# START OF Given entries

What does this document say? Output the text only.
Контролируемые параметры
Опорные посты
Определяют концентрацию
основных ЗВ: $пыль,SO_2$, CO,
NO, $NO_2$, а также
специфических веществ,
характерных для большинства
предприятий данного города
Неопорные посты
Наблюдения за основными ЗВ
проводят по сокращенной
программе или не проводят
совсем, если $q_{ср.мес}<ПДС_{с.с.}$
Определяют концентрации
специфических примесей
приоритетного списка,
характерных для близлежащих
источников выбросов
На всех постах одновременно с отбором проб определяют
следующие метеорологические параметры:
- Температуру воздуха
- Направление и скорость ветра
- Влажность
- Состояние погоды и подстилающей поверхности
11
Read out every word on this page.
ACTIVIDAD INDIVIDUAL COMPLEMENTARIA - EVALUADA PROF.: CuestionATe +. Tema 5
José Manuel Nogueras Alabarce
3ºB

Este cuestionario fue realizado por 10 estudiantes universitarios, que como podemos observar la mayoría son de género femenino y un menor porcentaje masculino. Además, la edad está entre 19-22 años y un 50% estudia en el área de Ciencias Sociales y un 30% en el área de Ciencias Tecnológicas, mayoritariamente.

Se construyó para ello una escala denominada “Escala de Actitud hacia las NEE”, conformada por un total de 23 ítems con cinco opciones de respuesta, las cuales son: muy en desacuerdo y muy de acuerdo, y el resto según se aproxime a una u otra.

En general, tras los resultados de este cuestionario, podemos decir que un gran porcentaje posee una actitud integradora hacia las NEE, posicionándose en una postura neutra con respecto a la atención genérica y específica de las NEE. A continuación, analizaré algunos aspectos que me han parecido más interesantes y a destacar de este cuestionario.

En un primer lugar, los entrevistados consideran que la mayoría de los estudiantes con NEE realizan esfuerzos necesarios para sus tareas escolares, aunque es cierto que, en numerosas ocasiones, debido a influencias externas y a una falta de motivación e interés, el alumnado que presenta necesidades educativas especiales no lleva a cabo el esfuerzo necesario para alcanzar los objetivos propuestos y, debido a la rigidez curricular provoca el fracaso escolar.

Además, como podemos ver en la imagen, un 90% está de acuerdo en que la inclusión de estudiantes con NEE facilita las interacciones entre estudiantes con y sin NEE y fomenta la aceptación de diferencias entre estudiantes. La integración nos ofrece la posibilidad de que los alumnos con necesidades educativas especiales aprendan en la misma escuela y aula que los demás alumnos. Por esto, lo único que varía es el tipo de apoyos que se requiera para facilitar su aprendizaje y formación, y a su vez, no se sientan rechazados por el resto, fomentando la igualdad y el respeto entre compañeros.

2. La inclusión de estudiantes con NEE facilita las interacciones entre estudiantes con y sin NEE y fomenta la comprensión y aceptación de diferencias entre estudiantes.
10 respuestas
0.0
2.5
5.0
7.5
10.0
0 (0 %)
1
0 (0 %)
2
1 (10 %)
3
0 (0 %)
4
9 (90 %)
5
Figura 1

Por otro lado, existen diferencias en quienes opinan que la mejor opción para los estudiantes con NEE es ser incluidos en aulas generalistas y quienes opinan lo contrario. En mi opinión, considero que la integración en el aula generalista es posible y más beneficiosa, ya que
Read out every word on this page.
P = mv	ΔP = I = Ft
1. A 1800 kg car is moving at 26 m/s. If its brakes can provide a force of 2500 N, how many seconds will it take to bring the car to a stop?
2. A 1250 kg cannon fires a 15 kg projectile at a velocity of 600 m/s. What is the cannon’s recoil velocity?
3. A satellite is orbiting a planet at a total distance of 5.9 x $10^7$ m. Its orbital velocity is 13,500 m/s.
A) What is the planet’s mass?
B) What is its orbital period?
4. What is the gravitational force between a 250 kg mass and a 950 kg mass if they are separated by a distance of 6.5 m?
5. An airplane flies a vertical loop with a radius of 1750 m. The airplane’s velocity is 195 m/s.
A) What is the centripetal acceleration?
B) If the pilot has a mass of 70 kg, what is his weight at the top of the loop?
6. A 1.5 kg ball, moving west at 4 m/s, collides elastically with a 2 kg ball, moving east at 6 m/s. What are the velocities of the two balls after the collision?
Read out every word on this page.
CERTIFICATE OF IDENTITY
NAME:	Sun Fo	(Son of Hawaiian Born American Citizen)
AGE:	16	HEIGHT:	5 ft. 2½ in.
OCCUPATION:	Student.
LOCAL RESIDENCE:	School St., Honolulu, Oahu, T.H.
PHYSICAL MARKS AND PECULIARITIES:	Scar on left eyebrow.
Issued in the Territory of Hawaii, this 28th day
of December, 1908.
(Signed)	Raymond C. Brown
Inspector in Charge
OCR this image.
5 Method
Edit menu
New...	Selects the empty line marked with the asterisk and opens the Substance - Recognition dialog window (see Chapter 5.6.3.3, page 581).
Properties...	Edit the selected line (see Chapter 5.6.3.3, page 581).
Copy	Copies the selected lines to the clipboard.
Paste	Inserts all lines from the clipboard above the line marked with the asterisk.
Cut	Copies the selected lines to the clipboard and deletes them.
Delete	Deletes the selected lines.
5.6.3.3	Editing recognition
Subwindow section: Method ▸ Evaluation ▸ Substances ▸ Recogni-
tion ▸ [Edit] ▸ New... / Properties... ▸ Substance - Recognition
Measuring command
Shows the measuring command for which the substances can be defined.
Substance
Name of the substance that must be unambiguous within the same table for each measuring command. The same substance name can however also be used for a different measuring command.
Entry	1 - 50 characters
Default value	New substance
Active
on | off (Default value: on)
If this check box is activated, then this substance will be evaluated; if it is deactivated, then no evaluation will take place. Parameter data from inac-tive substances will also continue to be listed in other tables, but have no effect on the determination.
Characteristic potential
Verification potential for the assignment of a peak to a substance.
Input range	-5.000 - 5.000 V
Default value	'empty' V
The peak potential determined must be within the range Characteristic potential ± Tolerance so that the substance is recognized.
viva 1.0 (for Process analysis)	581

# END OF Given entries

◆ **Exercise directions**: Extract every line of the records above that contains the word "asterisk".

◆ **Correct result**:
New...	Selects the empty line marked with the asterisk and opens the Substance - Recognition dialog window (see Chapter 5.6.3.3, page 581).
Paste	Inserts all lines from the clipboard above the line marked with the asterisk.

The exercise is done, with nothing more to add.